◆ **Work to complete**
Read the material below. Count the lines containing "text" and give that count alone.

[Records]
· · · · · · ·
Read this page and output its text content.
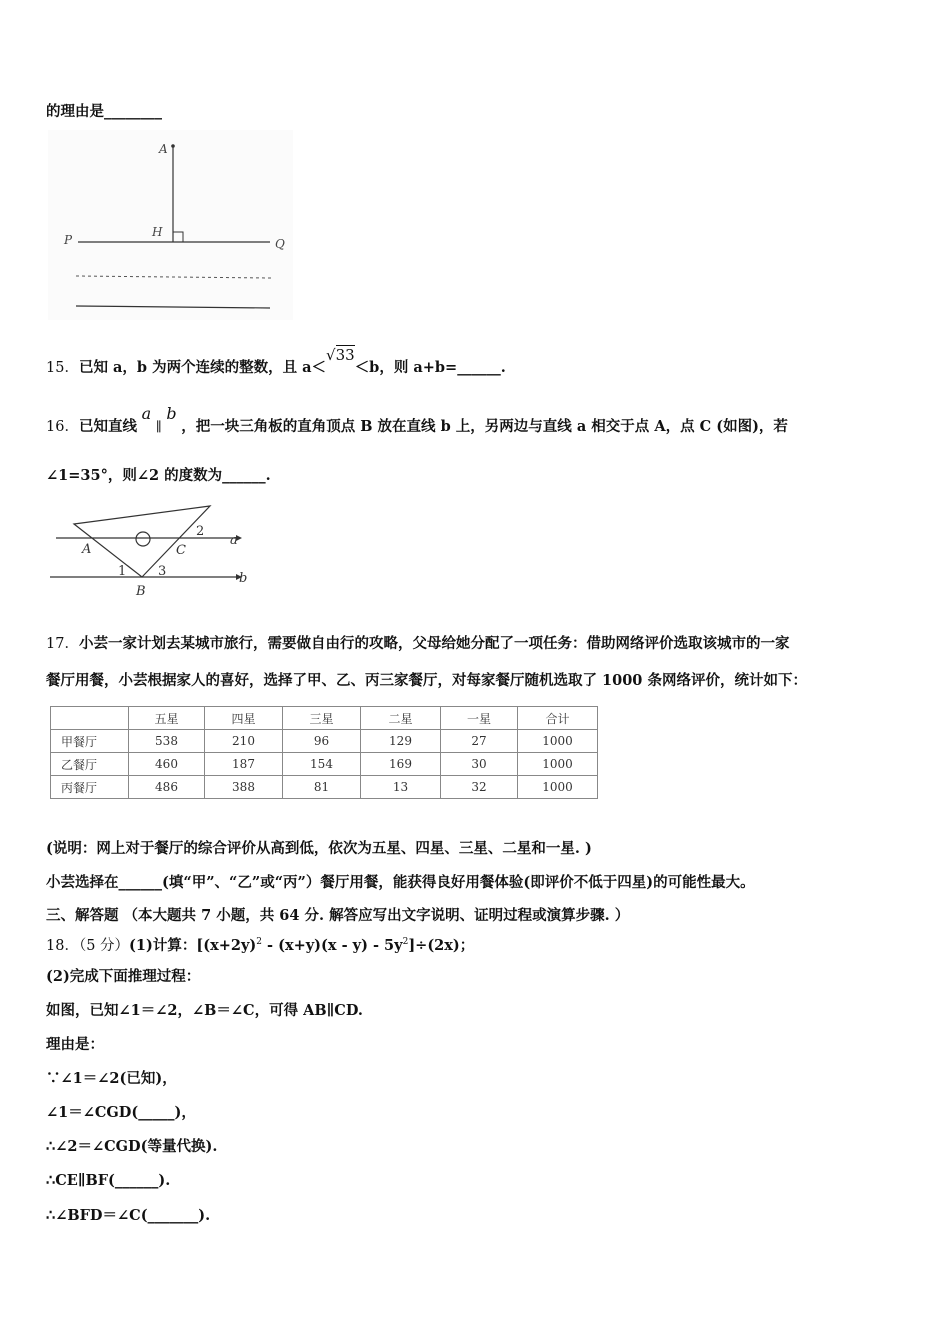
的理由是________
A
H
P	Q
15．已知 a，b 为两个连续的整数，且 a＜√33＜b，则 a+b=______.
16．已知直线 a ∥ b ，把一块三角板的直角顶点 B 放在直线 b 上，另两边与直线 a 相交于点 A，点 C (如图)，若
∠1=35°，则∠2 的度数为______.
A	C
B
1
2
3
a
b
17．小芸一家计划去某城市旅行，需要做自由行的攻略，父母给她分配了一项任务：借助网络评价选取该城市的一家
餐厅用餐，小芸根据家人的喜好，选择了甲、乙、丙三家餐厅，对每家餐厅随机选取了 1000 条网络评价，统计如下：
	五星	四星	三星	二星	一星	合计
甲餐厅	538	210	96	129	27	1000
乙餐厅	460	187	154	169	30	1000
丙餐厅	486	388	81	13	32	1000
(说明：网上对于餐厅的综合评价从高到低，依次为五星、四星、三星、二星和一星. )
小芸选择在______(填“甲”、“乙”或“丙”）餐厅用餐，能获得良好用餐体验(即评价不低于四星)的可能性最大。
三、解答题 （本大题共 7 小题，共 64 分. 解答应写出文字说明、证明过程或演算步骤. ）
18．（5 分）(1)计算：$[(x+2y)^2 - (x+y)(x - y) - 5y^2]\div(2x)$；
(2)完成下面推理过程：
如图，已知∠1＝∠2，∠B＝∠C，可得 AB∥CD.
理由是：
∵∠1＝∠2(已知)，
∠1＝∠CGD(_____)，
∴∠2＝∠CGD(等量代换).
∴CE∥BF(______).
∴∠BFD＝∠C(_______).
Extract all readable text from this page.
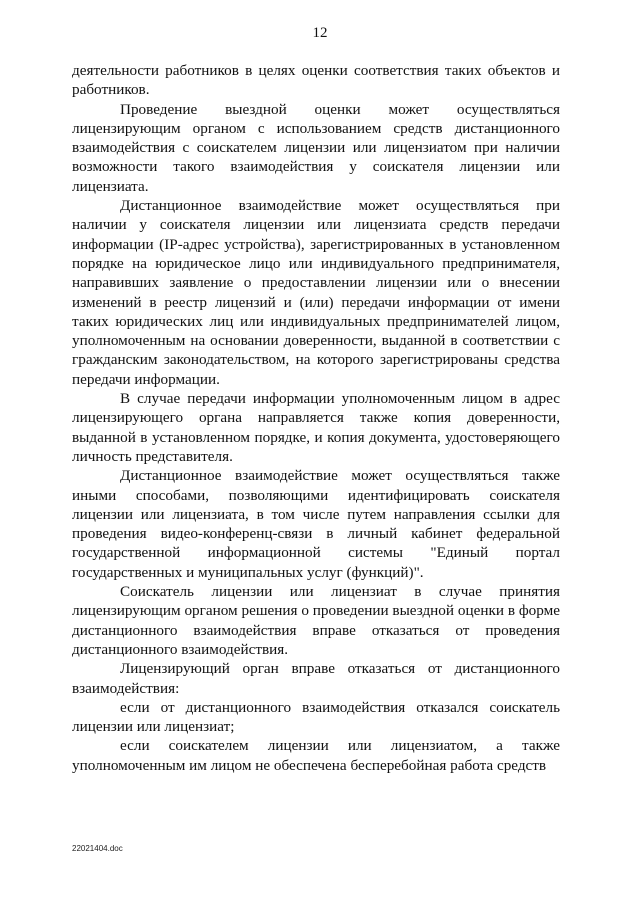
12

деятельности работников в целях оценки соответствия таких объектов и работников.

Проведение выездной оценки может осуществляться лицензирующим органом с использованием средств дистанционного взаимодействия с соискателем лицензии или лицензиатом при наличии возможности такого взаимодействия у соискателя лицензии или лицензиата.

Дистанционное взаимодействие может осуществляться при наличии у соискателя лицензии или лицензиата средств передачи информации (IP-адрес устройства), зарегистрированных в установленном порядке на юридическое лицо или индивидуального предпринимателя, направивших заявление о предоставлении лицензии или о внесении изменений в реестр лицензий и (или) передачи информации от имени таких юридических лиц или индивидуальных предпринимателей лицом, уполномоченным на основании доверенности, выданной в соответствии с гражданским законодательством, на которого зарегистрированы средства передачи информации.

В случае передачи информации уполномоченным лицом в адрес лицензирующего органа направляется также копия доверенности, выданной в установленном порядке, и копия документа, удостоверяющего личность представителя.

Дистанционное взаимодействие может осуществляться также иными способами, позволяющими идентифицировать соискателя лицензии или лицензиата, в том числе путем направления ссылки для проведения видео-конференц-связи в личный кабинет федеральной государственной информационной системы "Единый портал государственных и муниципальных услуг (функций)".

Соискатель лицензии или лицензиат в случае принятия лицензирующим органом решения о проведении выездной оценки в форме дистанционного взаимодействия вправе отказаться от проведения дистанционного взаимодействия.

Лицензирующий орган вправе отказаться от дистанционного взаимодействия:

если от дистанционного взаимодействия отказался соискатель лицензии или лицензиат;

если соискателем лицензии или лицензиатом, а также уполномоченным им лицом не обеспечена бесперебойная работа средств

22021404.doc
· · · · · · ·
◆ **Solution to this exercise**
2